(Stored data entries)
================================
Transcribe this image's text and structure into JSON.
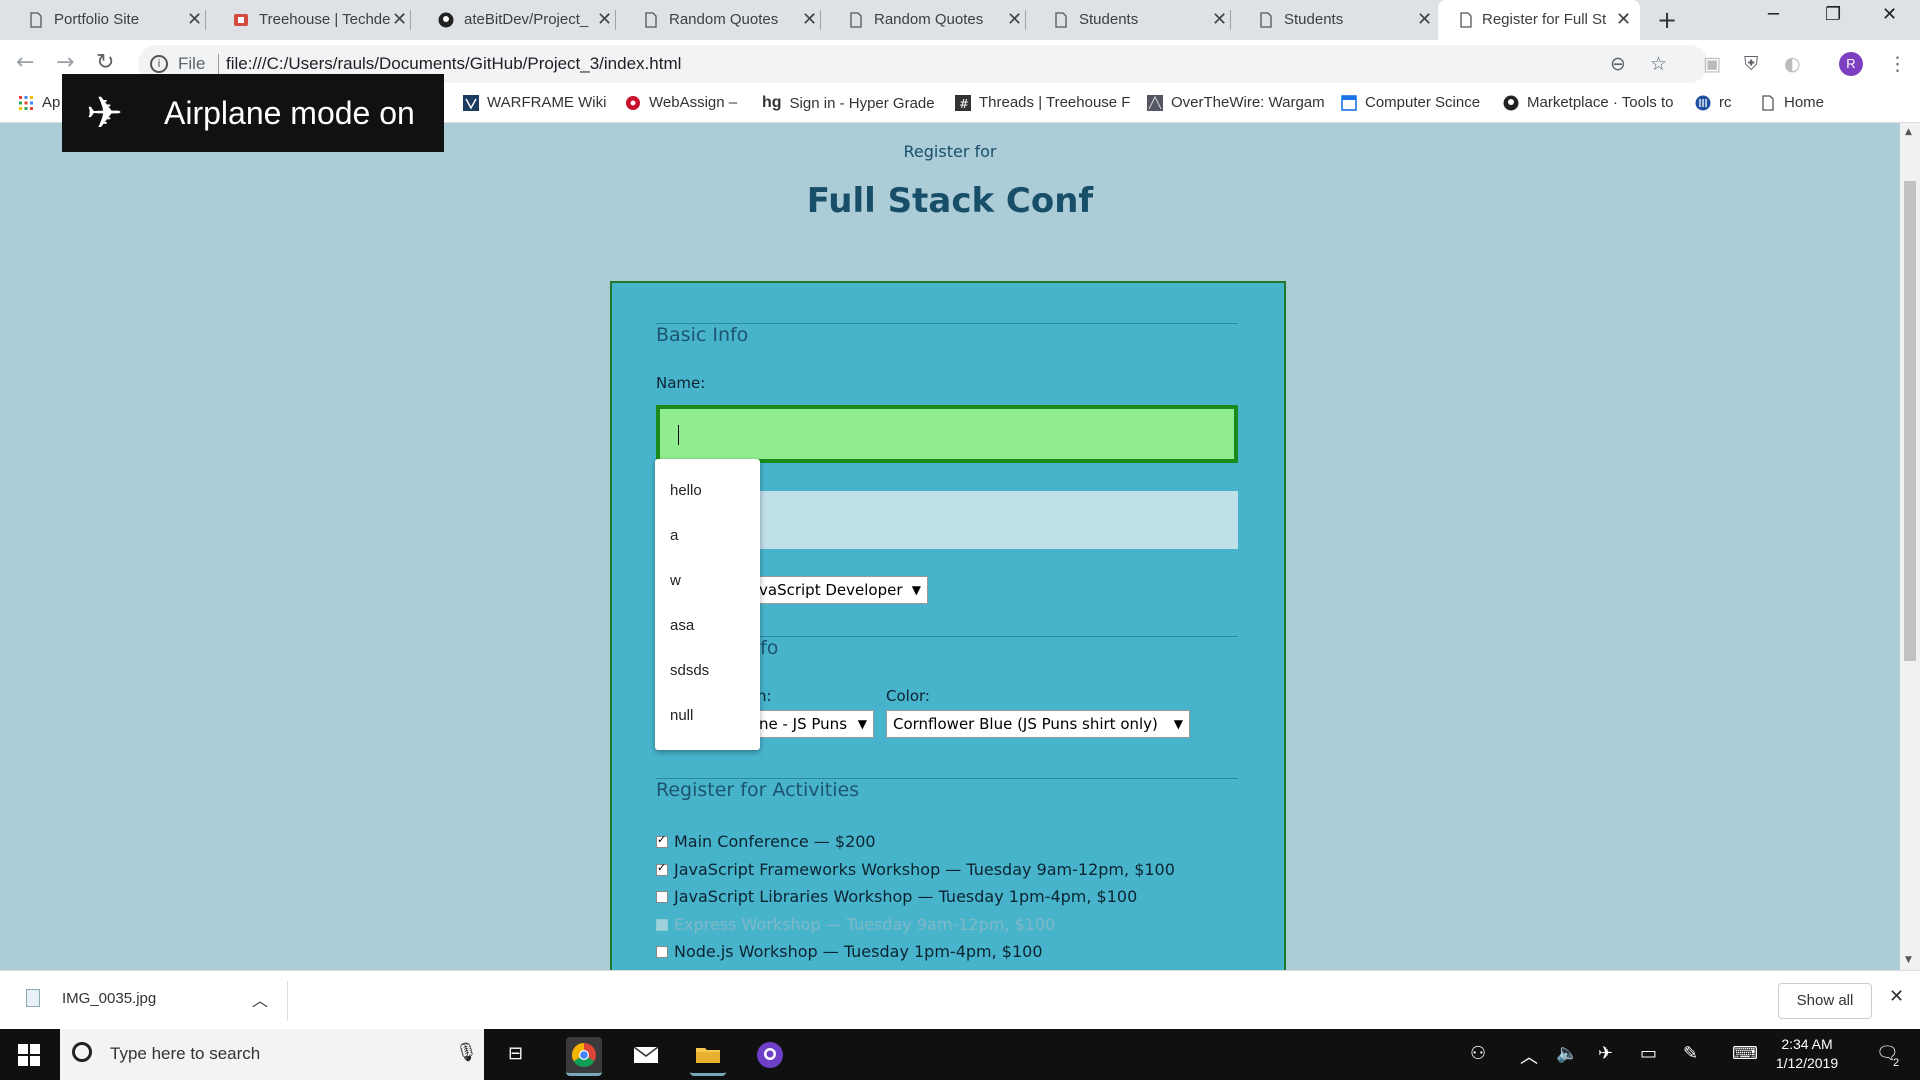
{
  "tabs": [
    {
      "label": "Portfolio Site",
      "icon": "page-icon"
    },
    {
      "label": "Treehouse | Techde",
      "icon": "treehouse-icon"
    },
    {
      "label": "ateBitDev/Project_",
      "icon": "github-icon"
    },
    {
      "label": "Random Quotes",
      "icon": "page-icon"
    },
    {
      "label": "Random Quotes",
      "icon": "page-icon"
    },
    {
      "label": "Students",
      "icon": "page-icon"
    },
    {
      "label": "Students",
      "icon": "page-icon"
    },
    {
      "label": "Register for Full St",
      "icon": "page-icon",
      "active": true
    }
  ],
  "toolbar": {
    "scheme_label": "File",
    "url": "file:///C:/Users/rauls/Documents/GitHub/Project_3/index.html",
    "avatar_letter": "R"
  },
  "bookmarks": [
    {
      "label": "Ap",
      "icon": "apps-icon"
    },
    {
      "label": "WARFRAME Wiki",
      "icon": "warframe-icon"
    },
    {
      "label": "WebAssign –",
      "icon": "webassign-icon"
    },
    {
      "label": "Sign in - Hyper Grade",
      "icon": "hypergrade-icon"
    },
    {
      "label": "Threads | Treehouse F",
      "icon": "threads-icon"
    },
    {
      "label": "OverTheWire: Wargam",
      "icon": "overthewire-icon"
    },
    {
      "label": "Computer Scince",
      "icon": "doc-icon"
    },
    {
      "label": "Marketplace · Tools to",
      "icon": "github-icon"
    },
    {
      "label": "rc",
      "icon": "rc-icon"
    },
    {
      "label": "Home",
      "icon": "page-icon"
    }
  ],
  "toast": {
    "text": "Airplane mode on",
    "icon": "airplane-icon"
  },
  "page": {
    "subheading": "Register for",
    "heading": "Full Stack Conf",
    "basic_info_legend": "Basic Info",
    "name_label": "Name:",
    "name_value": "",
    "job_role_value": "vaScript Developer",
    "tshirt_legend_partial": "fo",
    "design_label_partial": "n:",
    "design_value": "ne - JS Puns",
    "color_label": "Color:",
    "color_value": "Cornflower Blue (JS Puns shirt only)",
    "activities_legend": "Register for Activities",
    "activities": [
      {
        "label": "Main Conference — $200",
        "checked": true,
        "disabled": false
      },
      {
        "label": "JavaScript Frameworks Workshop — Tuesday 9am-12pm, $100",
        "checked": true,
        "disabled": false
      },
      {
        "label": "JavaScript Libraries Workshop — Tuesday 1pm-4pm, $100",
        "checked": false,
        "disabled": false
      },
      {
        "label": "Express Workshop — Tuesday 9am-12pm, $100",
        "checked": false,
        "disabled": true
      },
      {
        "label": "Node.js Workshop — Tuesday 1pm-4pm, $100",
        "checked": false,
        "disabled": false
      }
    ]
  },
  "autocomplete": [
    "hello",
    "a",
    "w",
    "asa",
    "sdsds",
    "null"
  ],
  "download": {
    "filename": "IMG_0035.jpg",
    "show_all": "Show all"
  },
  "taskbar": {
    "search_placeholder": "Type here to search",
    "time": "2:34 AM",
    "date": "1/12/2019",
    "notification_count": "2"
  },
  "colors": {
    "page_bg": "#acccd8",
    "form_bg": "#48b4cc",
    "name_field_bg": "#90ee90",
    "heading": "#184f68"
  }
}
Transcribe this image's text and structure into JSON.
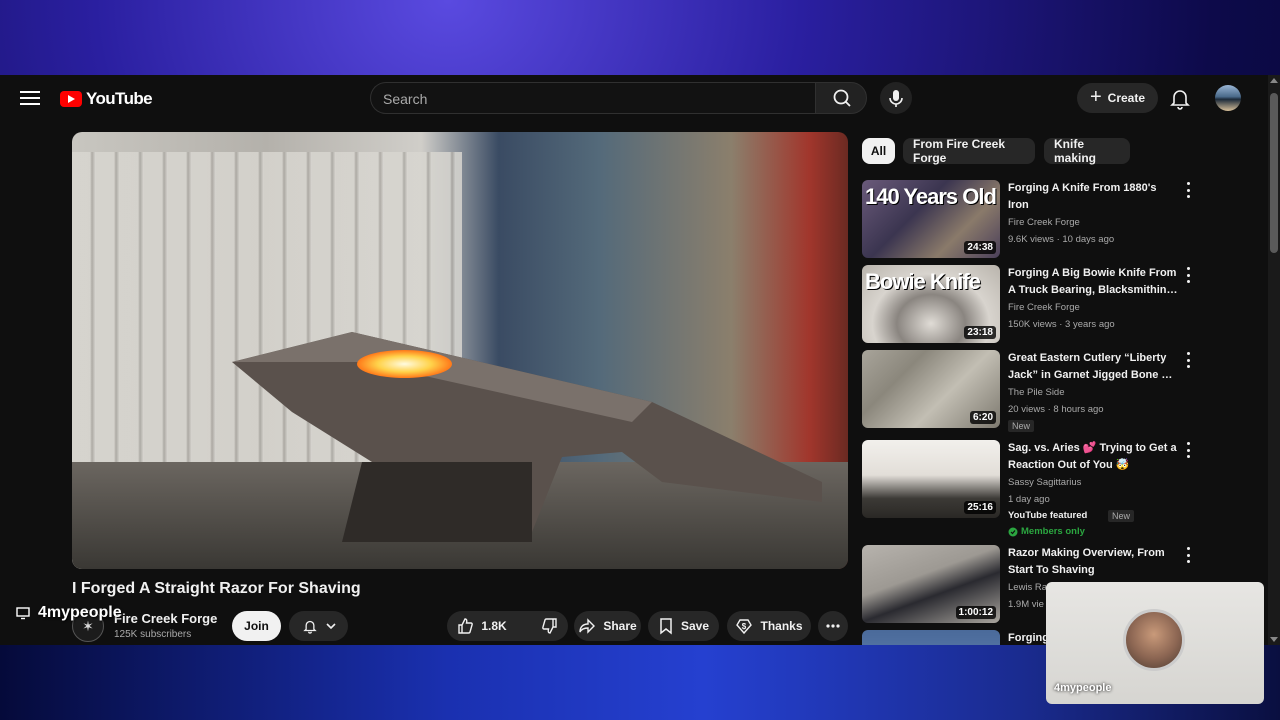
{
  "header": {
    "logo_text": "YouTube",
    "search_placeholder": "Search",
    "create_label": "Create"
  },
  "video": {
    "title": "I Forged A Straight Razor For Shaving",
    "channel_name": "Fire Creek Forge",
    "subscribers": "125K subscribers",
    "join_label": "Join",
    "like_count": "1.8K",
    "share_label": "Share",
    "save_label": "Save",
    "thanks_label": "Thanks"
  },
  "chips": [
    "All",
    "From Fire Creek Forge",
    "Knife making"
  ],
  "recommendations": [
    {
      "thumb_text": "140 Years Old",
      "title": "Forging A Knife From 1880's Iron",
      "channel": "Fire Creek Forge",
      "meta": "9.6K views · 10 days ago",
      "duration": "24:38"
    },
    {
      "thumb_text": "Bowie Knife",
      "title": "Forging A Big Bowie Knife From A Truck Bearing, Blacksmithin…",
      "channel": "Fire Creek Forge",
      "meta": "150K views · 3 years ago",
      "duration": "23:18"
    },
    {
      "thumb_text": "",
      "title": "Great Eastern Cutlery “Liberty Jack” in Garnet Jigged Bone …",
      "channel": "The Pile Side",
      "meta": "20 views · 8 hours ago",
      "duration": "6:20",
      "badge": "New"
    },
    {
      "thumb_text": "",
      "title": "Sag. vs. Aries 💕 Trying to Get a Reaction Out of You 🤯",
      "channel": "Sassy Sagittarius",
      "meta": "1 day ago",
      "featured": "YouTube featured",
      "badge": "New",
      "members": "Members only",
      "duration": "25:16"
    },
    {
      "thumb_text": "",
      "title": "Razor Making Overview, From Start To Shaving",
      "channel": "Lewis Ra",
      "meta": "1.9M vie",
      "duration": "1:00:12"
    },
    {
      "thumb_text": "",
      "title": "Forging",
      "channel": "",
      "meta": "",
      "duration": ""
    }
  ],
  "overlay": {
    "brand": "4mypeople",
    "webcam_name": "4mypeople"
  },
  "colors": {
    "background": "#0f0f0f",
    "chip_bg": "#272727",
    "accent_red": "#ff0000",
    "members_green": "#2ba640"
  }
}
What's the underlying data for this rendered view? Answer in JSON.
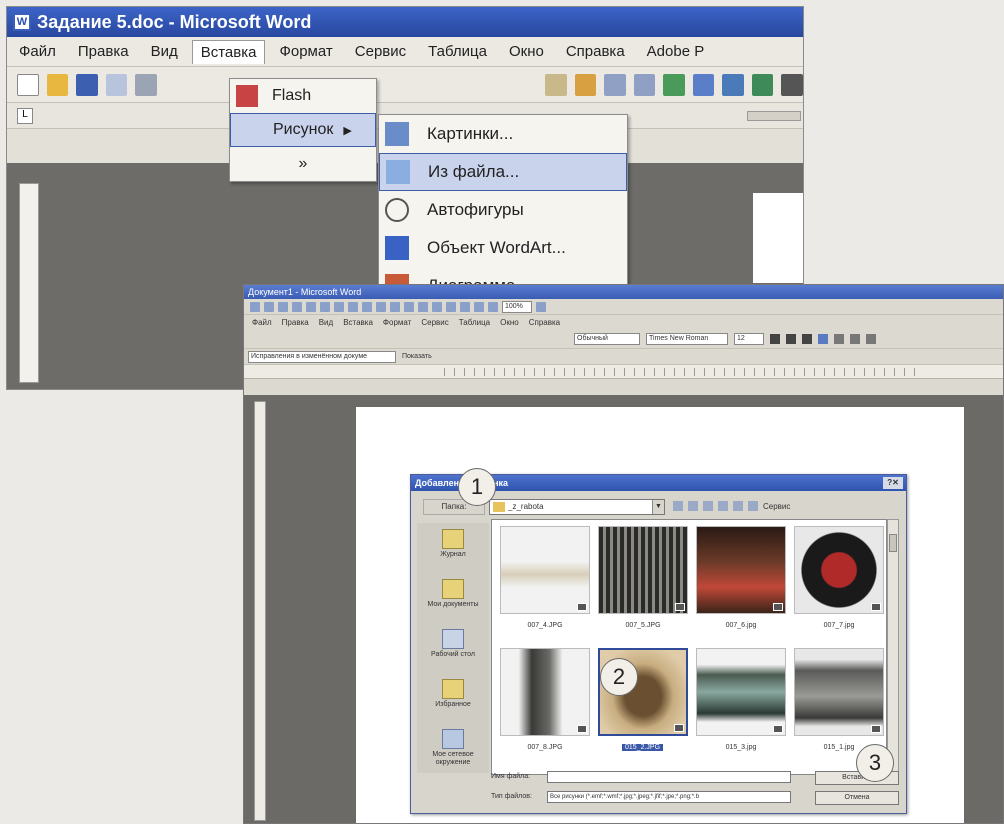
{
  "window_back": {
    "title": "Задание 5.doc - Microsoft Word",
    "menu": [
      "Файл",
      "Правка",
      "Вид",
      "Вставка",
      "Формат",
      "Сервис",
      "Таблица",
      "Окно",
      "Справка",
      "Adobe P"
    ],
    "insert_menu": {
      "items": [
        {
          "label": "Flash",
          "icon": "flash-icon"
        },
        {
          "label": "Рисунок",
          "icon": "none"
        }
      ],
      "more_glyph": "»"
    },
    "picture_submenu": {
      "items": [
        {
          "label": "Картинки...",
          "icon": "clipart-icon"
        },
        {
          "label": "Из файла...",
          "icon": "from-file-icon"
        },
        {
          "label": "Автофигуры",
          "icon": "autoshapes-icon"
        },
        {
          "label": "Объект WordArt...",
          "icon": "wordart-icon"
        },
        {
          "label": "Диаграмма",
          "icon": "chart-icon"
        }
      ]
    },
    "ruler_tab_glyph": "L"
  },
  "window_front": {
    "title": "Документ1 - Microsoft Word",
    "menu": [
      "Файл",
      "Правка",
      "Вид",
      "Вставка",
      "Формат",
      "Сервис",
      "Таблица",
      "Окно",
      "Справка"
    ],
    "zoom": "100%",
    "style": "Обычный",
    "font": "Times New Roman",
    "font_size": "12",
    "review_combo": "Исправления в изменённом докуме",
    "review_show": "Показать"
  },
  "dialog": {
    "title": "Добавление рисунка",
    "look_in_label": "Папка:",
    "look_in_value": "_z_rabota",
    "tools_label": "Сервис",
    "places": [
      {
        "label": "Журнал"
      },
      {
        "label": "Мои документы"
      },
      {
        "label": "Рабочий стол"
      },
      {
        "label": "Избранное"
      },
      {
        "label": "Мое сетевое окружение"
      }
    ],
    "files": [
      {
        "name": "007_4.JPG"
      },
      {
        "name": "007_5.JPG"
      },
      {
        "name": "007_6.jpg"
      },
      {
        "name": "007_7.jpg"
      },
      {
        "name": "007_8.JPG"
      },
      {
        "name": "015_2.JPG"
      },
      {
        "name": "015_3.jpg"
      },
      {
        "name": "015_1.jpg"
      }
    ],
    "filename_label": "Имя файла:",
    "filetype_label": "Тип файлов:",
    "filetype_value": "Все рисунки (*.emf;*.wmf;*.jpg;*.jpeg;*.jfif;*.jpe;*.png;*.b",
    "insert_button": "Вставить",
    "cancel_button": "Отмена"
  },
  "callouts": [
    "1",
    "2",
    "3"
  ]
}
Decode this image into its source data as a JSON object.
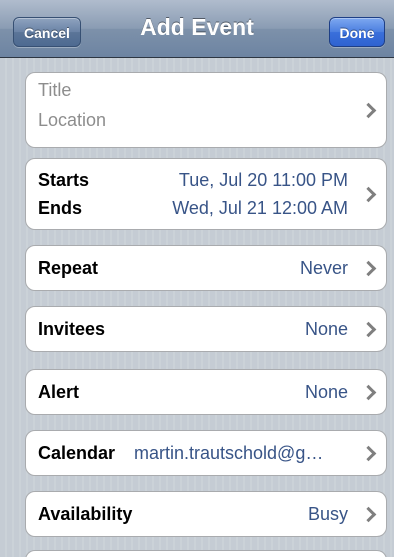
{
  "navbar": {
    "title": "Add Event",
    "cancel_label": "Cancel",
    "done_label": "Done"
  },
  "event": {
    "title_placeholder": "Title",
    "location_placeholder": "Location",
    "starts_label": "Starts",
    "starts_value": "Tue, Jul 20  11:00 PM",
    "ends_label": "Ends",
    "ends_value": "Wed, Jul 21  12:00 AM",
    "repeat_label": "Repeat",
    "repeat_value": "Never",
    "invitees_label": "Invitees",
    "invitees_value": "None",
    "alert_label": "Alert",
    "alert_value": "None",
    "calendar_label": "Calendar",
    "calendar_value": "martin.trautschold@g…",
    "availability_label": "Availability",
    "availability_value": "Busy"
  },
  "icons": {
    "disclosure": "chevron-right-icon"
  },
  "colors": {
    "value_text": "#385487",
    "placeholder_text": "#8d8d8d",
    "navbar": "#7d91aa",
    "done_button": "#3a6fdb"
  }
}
================================
* What to do: From the data above, count the lines where "views" occurs and give that figure and nothing else.

* Task solution: 3